> WHAT NEEDS TO BE DONE: Give every line from the entries that contains "label".

>>>>

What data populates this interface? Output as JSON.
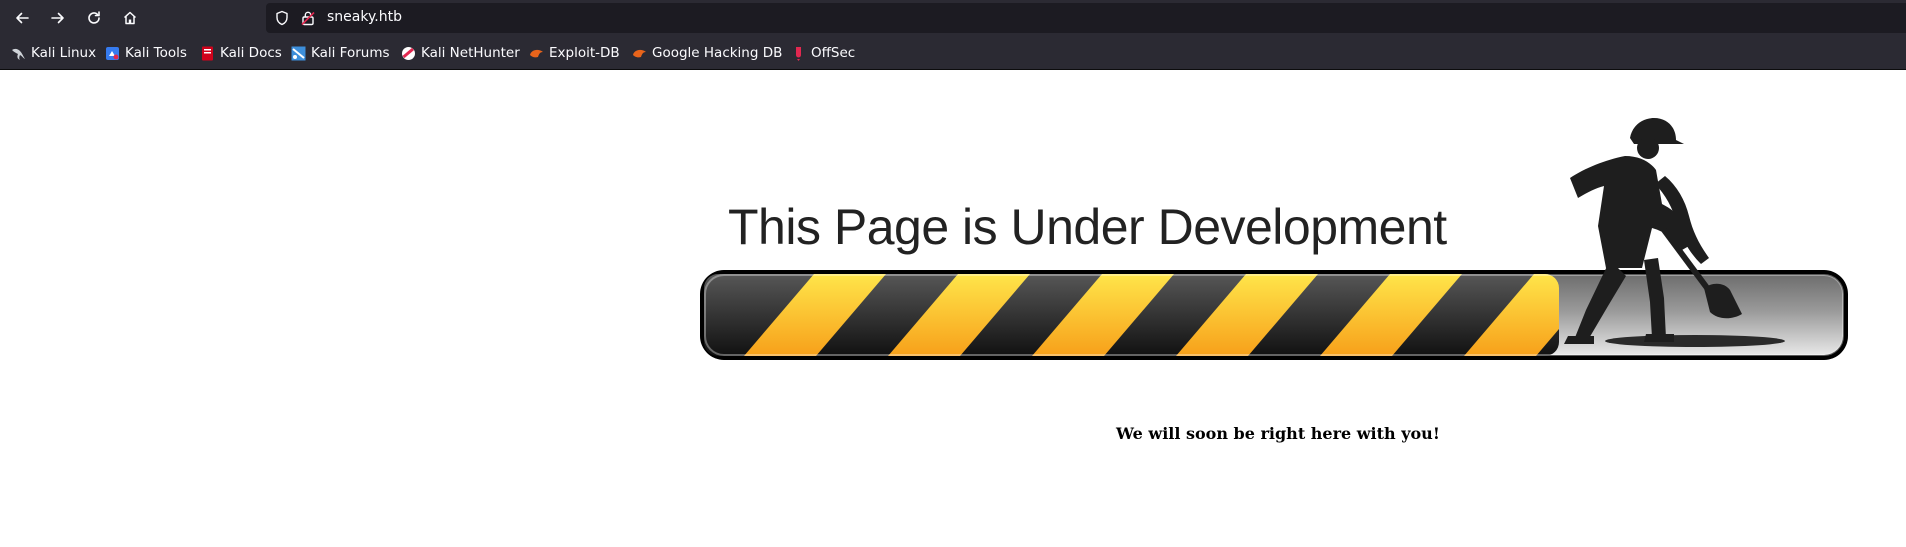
{
  "browser": {
    "url": "sneaky.htb"
  },
  "bookmarks": [
    {
      "label": "Kali Linux",
      "icon": "kali-dragon-icon"
    },
    {
      "label": "Kali Tools",
      "icon": "kali-tools-icon"
    },
    {
      "label": "Kali Docs",
      "icon": "kali-docs-icon"
    },
    {
      "label": "Kali Forums",
      "icon": "kali-forums-icon"
    },
    {
      "label": "Kali NetHunter",
      "icon": "kali-nethunter-icon"
    },
    {
      "label": "Exploit-DB",
      "icon": "exploit-db-icon"
    },
    {
      "label": "Google Hacking DB",
      "icon": "exploit-db-icon"
    },
    {
      "label": "OffSec",
      "icon": "offsec-icon"
    }
  ],
  "page": {
    "heading": "This Page is Under Development",
    "message": "We will soon be right here with you!",
    "progress_fraction": 0.75,
    "colors": {
      "stripe_yellow": "#f5c518",
      "stripe_dark": "#2b2b2b",
      "worker": "#1e1e1e"
    }
  }
}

<<<<

> FULL OUTPUT:
      "label": "Kali Linux",
      "label": "Kali Tools",
      "label": "Kali Docs",
      "label": "Kali Forums",
      "label": "Kali NetHunter",
      "label": "Exploit-DB",
      "label": "Google Hacking DB",
      "label": "OffSec",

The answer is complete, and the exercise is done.